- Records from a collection
----------------
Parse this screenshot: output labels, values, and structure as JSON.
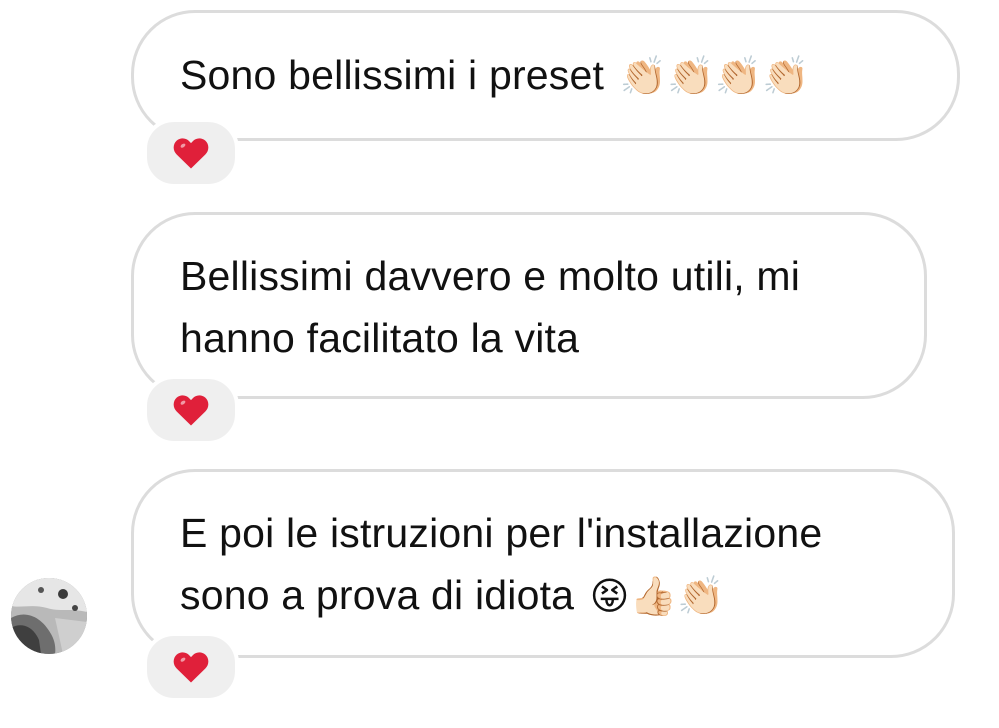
{
  "messages": [
    {
      "text": "Sono bellissimi i preset",
      "emoji": "👏🏻👏🏻👏🏻👏🏻",
      "reaction": "heart-icon"
    },
    {
      "line1": "Bellissimi davvero e molto utili, mi",
      "line2": "hanno facilitato la vita",
      "reaction": "heart-icon"
    },
    {
      "line1": "E poi le istruzioni per l'installazione",
      "line2": "sono a prova di idiota",
      "emoji": "😝👍🏻👏🏻",
      "reaction": "heart-icon",
      "has_avatar": true
    }
  ],
  "colors": {
    "bubble_border": "#dcdcdc",
    "reaction_bg": "#efefef",
    "heart": "#e0203a"
  }
}
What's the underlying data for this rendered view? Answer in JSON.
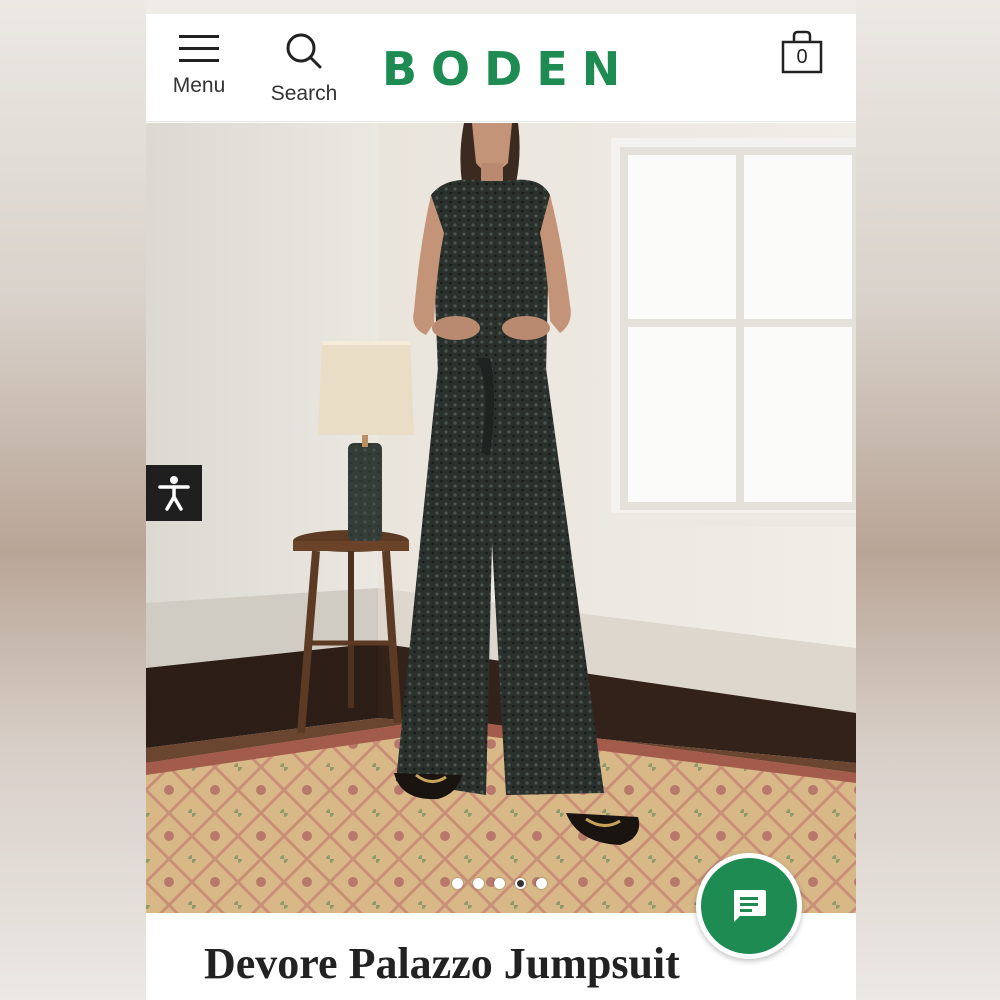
{
  "header": {
    "menu_label": "Menu",
    "search_label": "Search",
    "brand": "BODEN",
    "bag_count": "0"
  },
  "hero": {
    "slide_count": 5,
    "active_slide": 4
  },
  "product": {
    "title": "Devore Palazzo Jumpsuit"
  },
  "colors": {
    "brand_green": "#1e8c52",
    "accessibility_bg": "#1f1f1f"
  },
  "icons": {
    "menu": "hamburger-icon",
    "search": "search-icon",
    "bag": "shopping-bag-icon",
    "accessibility": "accessibility-icon",
    "chat": "chat-icon"
  }
}
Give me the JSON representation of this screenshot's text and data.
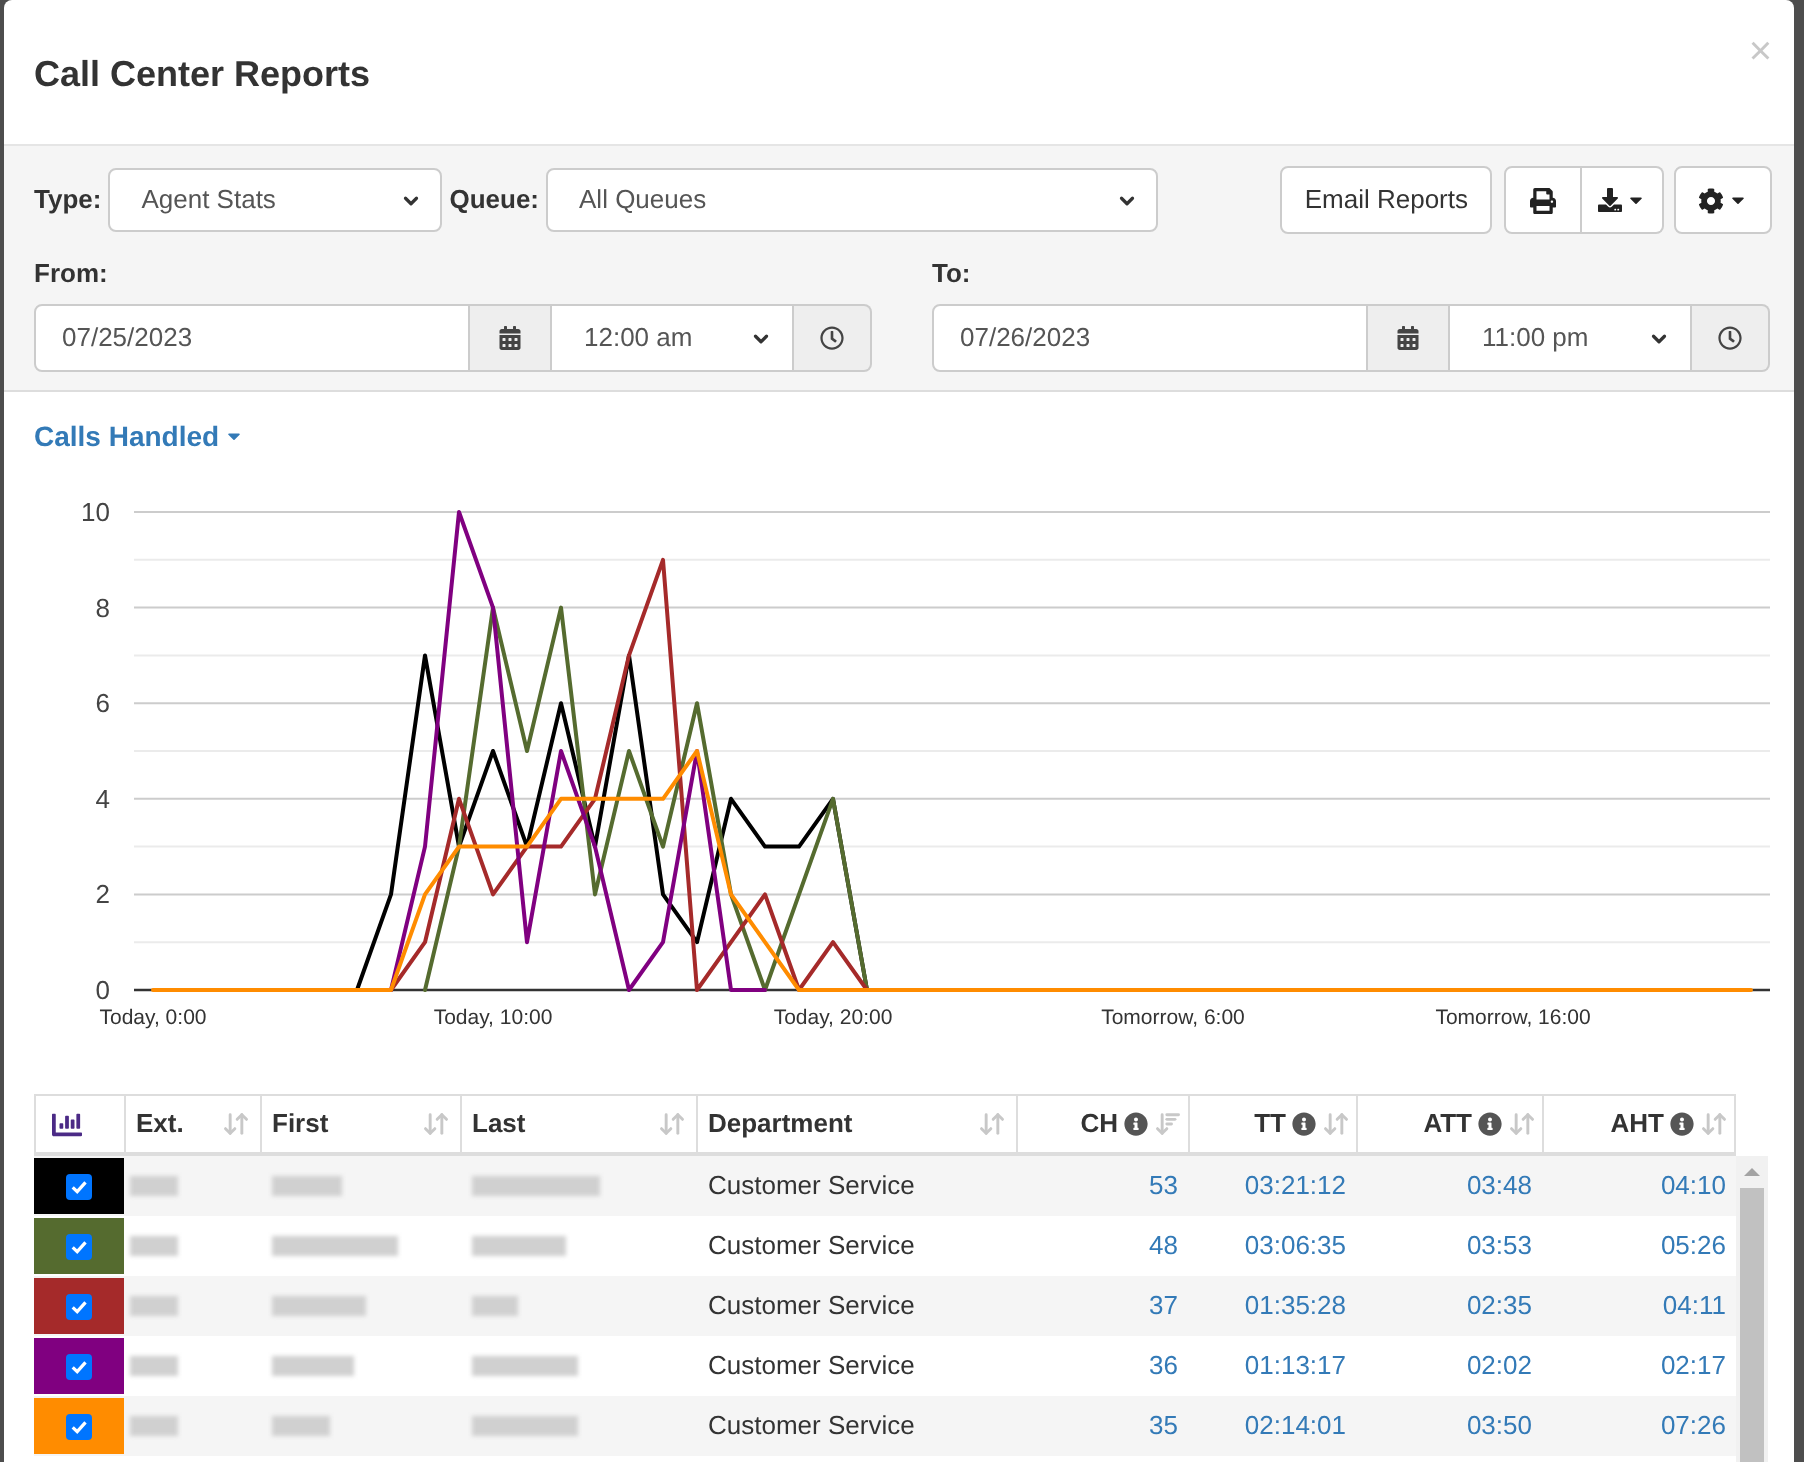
{
  "dialog": {
    "title": "Call Center Reports",
    "close": "×"
  },
  "filters": {
    "type": {
      "label": "Type:",
      "value": "Agent Stats"
    },
    "queue": {
      "label": "Queue:",
      "value": "All Queues"
    },
    "email_button": "Email Reports",
    "from": {
      "label": "From:",
      "date": "07/25/2023",
      "time": "12:00 am"
    },
    "to": {
      "label": "To:",
      "date": "07/26/2023",
      "time": "11:00 pm"
    }
  },
  "chart": {
    "metric_menu": "Calls Handled",
    "chart_data": {
      "type": "line",
      "grid": true,
      "categories": [
        "Today, 0:00",
        null,
        null,
        null,
        null,
        null,
        null,
        null,
        null,
        null,
        "Today, 10:00",
        null,
        null,
        null,
        null,
        null,
        null,
        null,
        null,
        null,
        "Today, 20:00",
        null,
        null,
        null,
        null,
        null,
        null,
        null,
        null,
        null,
        "Tomorrow, 6:00",
        null,
        null,
        null,
        null,
        null,
        null,
        null,
        null,
        null,
        "Tomorrow, 16:00",
        null,
        null,
        null,
        null,
        null,
        null,
        null
      ],
      "ylim": [
        0,
        10
      ],
      "yticks": [
        0,
        2,
        4,
        6,
        8,
        10
      ],
      "series": [
        {
          "color": "#000000",
          "values": [
            null,
            null,
            null,
            null,
            null,
            null,
            0,
            2,
            7,
            3,
            5,
            3,
            6,
            3,
            7,
            2,
            1,
            4,
            3,
            3,
            4,
            0,
            null,
            null,
            null,
            null,
            null,
            null,
            null,
            null,
            null,
            null,
            null,
            null,
            null,
            null,
            null,
            null,
            null,
            null,
            null,
            null,
            null,
            null,
            null,
            null,
            null,
            null
          ]
        },
        {
          "color": "#556b2f",
          "values": [
            null,
            null,
            null,
            null,
            null,
            null,
            null,
            null,
            0,
            3,
            8,
            5,
            8,
            2,
            5,
            3,
            6,
            2,
            0,
            2,
            4,
            0,
            null,
            null,
            null,
            null,
            null,
            null,
            null,
            null,
            null,
            null,
            null,
            null,
            null,
            null,
            null,
            null,
            null,
            null,
            null,
            null,
            null,
            null,
            null,
            null,
            null,
            null
          ]
        },
        {
          "color": "#a52a2a",
          "values": [
            null,
            null,
            null,
            null,
            null,
            null,
            null,
            0,
            1,
            4,
            2,
            3,
            3,
            4,
            7,
            9,
            0,
            1,
            2,
            0,
            1,
            0,
            null,
            null,
            null,
            null,
            null,
            null,
            null,
            null,
            null,
            null,
            null,
            null,
            null,
            null,
            null,
            null,
            null,
            null,
            null,
            null,
            null,
            null,
            null,
            null,
            null,
            null
          ]
        },
        {
          "color": "#800080",
          "values": [
            null,
            null,
            null,
            null,
            null,
            null,
            null,
            0,
            3,
            10,
            8,
            1,
            5,
            3,
            0,
            1,
            5,
            0,
            0,
            null,
            null,
            null,
            null,
            null,
            null,
            null,
            null,
            null,
            null,
            null,
            null,
            null,
            null,
            null,
            null,
            null,
            null,
            null,
            null,
            null,
            null,
            null,
            null,
            null,
            null,
            null,
            null,
            null
          ]
        },
        {
          "color": "#ff8c00",
          "values": [
            0,
            0,
            0,
            0,
            0,
            0,
            0,
            0,
            2,
            3,
            3,
            3,
            4,
            4,
            4,
            4,
            5,
            2,
            1,
            0,
            0,
            0,
            0,
            0,
            0,
            0,
            0,
            0,
            0,
            0,
            0,
            0,
            0,
            0,
            0,
            0,
            0,
            0,
            0,
            0,
            0,
            0,
            0,
            0,
            0,
            0,
            0,
            0
          ]
        }
      ]
    }
  },
  "table": {
    "columns": [
      {
        "kind": "chart"
      },
      {
        "kind": "blurred",
        "label": "Ext.",
        "info": false,
        "sorted": false
      },
      {
        "kind": "blurred",
        "label": "First",
        "info": false,
        "sorted": false
      },
      {
        "kind": "blurred",
        "label": "Last",
        "info": false,
        "sorted": false
      },
      {
        "kind": "text",
        "label": "Department",
        "info": false,
        "sorted": false
      },
      {
        "kind": "number",
        "label": "CH",
        "info": true,
        "sorted": true
      },
      {
        "kind": "number",
        "label": "TT",
        "info": true,
        "sorted": false
      },
      {
        "kind": "number",
        "label": "ATT",
        "info": true,
        "sorted": false
      },
      {
        "kind": "number",
        "label": "AHT",
        "info": true,
        "sorted": false
      }
    ],
    "rows": [
      {
        "color": "#000000",
        "checked": true,
        "department": "Customer Service",
        "metrics": [
          "53",
          "03:21:12",
          "03:48",
          "04:10"
        ]
      },
      {
        "color": "#556b2f",
        "checked": true,
        "department": "Customer Service",
        "metrics": [
          "48",
          "03:06:35",
          "03:53",
          "05:26"
        ]
      },
      {
        "color": "#a52a2a",
        "checked": true,
        "department": "Customer Service",
        "metrics": [
          "37",
          "01:35:28",
          "02:35",
          "04:11"
        ]
      },
      {
        "color": "#800080",
        "checked": true,
        "department": "Customer Service",
        "metrics": [
          "36",
          "01:13:17",
          "02:02",
          "02:17"
        ]
      },
      {
        "color": "#ff8c00",
        "checked": true,
        "department": "Customer Service",
        "metrics": [
          "35",
          "02:14:01",
          "03:50",
          "07:26"
        ]
      }
    ]
  }
}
----------------
- Problem statement
Repeat the data exactly, excluding the pictures.

- Answer in full
Parse this screenshot: output labels, values, and structure as JSON.
{
  "messages": [
    {
      "text": "Sono bellissimi i preset",
      "emoji": "👏🏻👏🏻👏🏻👏🏻",
      "reaction": "heart-icon"
    },
    {
      "line1": "Bellissimi davvero e molto utili, mi",
      "line2": "hanno facilitato la vita",
      "reaction": "heart-icon"
    },
    {
      "line1": "E poi le istruzioni per l'installazione",
      "line2": "sono a prova di idiota",
      "emoji": "😝👍🏻👏🏻",
      "reaction": "heart-icon",
      "has_avatar": true
    }
  ],
  "colors": {
    "bubble_border": "#dcdcdc",
    "reaction_bg": "#efefef",
    "heart": "#e0203a"
  }
}
What's the underlying data for this rendered view? Answer in JSON.
{
  "header": {
    "menu_label": "Menu",
    "search_label": "Search",
    "brand": "BODEN",
    "bag_count": "0"
  },
  "hero": {
    "slide_count": 5,
    "active_slide": 4
  },
  "product": {
    "title": "Devore Palazzo Jumpsuit"
  },
  "colors": {
    "brand_green": "#1e8c52",
    "accessibility_bg": "#1f1f1f"
  },
  "icons": {
    "menu": "hamburger-icon",
    "search": "search-icon",
    "bag": "shopping-bag-icon",
    "accessibility": "accessibility-icon",
    "chat": "chat-icon"
  }
}
Give me the JSON representation of this screenshot's text and data.
{
  "dialog": {
    "title": "Call Center Reports",
    "close": "×"
  },
  "filters": {
    "type": {
      "label": "Type:",
      "value": "Agent Stats"
    },
    "queue": {
      "label": "Queue:",
      "value": "All Queues"
    },
    "email_button": "Email Reports",
    "from": {
      "label": "From:",
      "date": "07/25/2023",
      "time": "12:00 am"
    },
    "to": {
      "label": "To:",
      "date": "07/26/2023",
      "time": "11:00 pm"
    }
  },
  "chart": {
    "metric_menu": "Calls Handled",
    "chart_data": {
      "type": "line",
      "grid": true,
      "categories": [
        "Today, 0:00",
        null,
        null,
        null,
        null,
        null,
        null,
        null,
        null,
        null,
        "Today, 10:00",
        null,
        null,
        null,
        null,
        null,
        null,
        null,
        null,
        null,
        "Today, 20:00",
        null,
        null,
        null,
        null,
        null,
        null,
        null,
        null,
        null,
        "Tomorrow, 6:00",
        null,
        null,
        null,
        null,
        null,
        null,
        null,
        null,
        null,
        "Tomorrow, 16:00",
        null,
        null,
        null,
        null,
        null,
        null,
        null
      ],
      "ylim": [
        0,
        10
      ],
      "yticks": [
        0,
        2,
        4,
        6,
        8,
        10
      ],
      "series": [
        {
          "color": "#000000",
          "values": [
            null,
            null,
            null,
            null,
            null,
            null,
            0,
            2,
            7,
            3,
            5,
            3,
            6,
            3,
            7,
            2,
            1,
            4,
            3,
            3,
            4,
            0,
            null,
            null,
            null,
            null,
            null,
            null,
            null,
            null,
            null,
            null,
            null,
            null,
            null,
            null,
            null,
            null,
            null,
            null,
            null,
            null,
            null,
            null,
            null,
            null,
            null,
            null
          ]
        },
        {
          "color": "#556b2f",
          "values": [
            null,
            null,
            null,
            null,
            null,
            null,
            null,
            null,
            0,
            3,
            8,
            5,
            8,
            2,
            5,
            3,
            6,
            2,
            0,
            2,
            4,
            0,
            null,
            null,
            null,
            null,
            null,
            null,
            null,
            null,
            null,
            null,
            null,
            null,
            null,
            null,
            null,
            null,
            null,
            null,
            null,
            null,
            null,
            null,
            null,
            null,
            null,
            null
          ]
        },
        {
          "color": "#a52a2a",
          "values": [
            null,
            null,
            null,
            null,
            null,
            null,
            null,
            0,
            1,
            4,
            2,
            3,
            3,
            4,
            7,
            9,
            0,
            1,
            2,
            0,
            1,
            0,
            null,
            null,
            null,
            null,
            null,
            null,
            null,
            null,
            null,
            null,
            null,
            null,
            null,
            null,
            null,
            null,
            null,
            null,
            null,
            null,
            null,
            null,
            null,
            null,
            null,
            null
          ]
        },
        {
          "color": "#800080",
          "values": [
            null,
            null,
            null,
            null,
            null,
            null,
            null,
            0,
            3,
            10,
            8,
            1,
            5,
            3,
            0,
            1,
            5,
            0,
            0,
            null,
            null,
            null,
            null,
            null,
            null,
            null,
            null,
            null,
            null,
            null,
            null,
            null,
            null,
            null,
            null,
            null,
            null,
            null,
            null,
            null,
            null,
            null,
            null,
            null,
            null,
            null,
            null,
            null
          ]
        },
        {
          "color": "#ff8c00",
          "values": [
            0,
            0,
            0,
            0,
            0,
            0,
            0,
            0,
            2,
            3,
            3,
            3,
            4,
            4,
            4,
            4,
            5,
            2,
            1,
            0,
            0,
            0,
            0,
            0,
            0,
            0,
            0,
            0,
            0,
            0,
            0,
            0,
            0,
            0,
            0,
            0,
            0,
            0,
            0,
            0,
            0,
            0,
            0,
            0,
            0,
            0,
            0,
            0
          ]
        }
      ]
    }
  },
  "table": {
    "columns": [
      {
        "kind": "chart"
      },
      {
        "kind": "blurred",
        "label": "Ext.",
        "info": false,
        "sorted": false
      },
      {
        "kind": "blurred",
        "label": "First",
        "info": false,
        "sorted": false
      },
      {
        "kind": "blurred",
        "label": "Last",
        "info": false,
        "sorted": false
      },
      {
        "kind": "text",
        "label": "Department",
        "info": false,
        "sorted": false
      },
      {
        "kind": "number",
        "label": "CH",
        "info": true,
        "sorted": true
      },
      {
        "kind": "number",
        "label": "TT",
        "info": true,
        "sorted": false
      },
      {
        "kind": "number",
        "label": "ATT",
        "info": true,
        "sorted": false
      },
      {
        "kind": "number",
        "label": "AHT",
        "info": true,
        "sorted": false
      }
    ],
    "rows": [
      {
        "color": "#000000",
        "checked": true,
        "department": "Customer Service",
        "metrics": [
          "53",
          "03:21:12",
          "03:48",
          "04:10"
        ]
      },
      {
        "color": "#556b2f",
        "checked": true,
        "department": "Customer Service",
        "metrics": [
          "48",
          "03:06:35",
          "03:53",
          "05:26"
        ]
      },
      {
        "color": "#a52a2a",
        "checked": true,
        "department": "Customer Service",
        "metrics": [
          "37",
          "01:35:28",
          "02:35",
          "04:11"
        ]
      },
      {
        "color": "#800080",
        "checked": true,
        "department": "Customer Service",
        "metrics": [
          "36",
          "01:13:17",
          "02:02",
          "02:17"
        ]
      },
      {
        "color": "#ff8c00",
        "checked": true,
        "department": "Customer Service",
        "metrics": [
          "35",
          "02:14:01",
          "03:50",
          "07:26"
        ]
      }
    ]
  }
}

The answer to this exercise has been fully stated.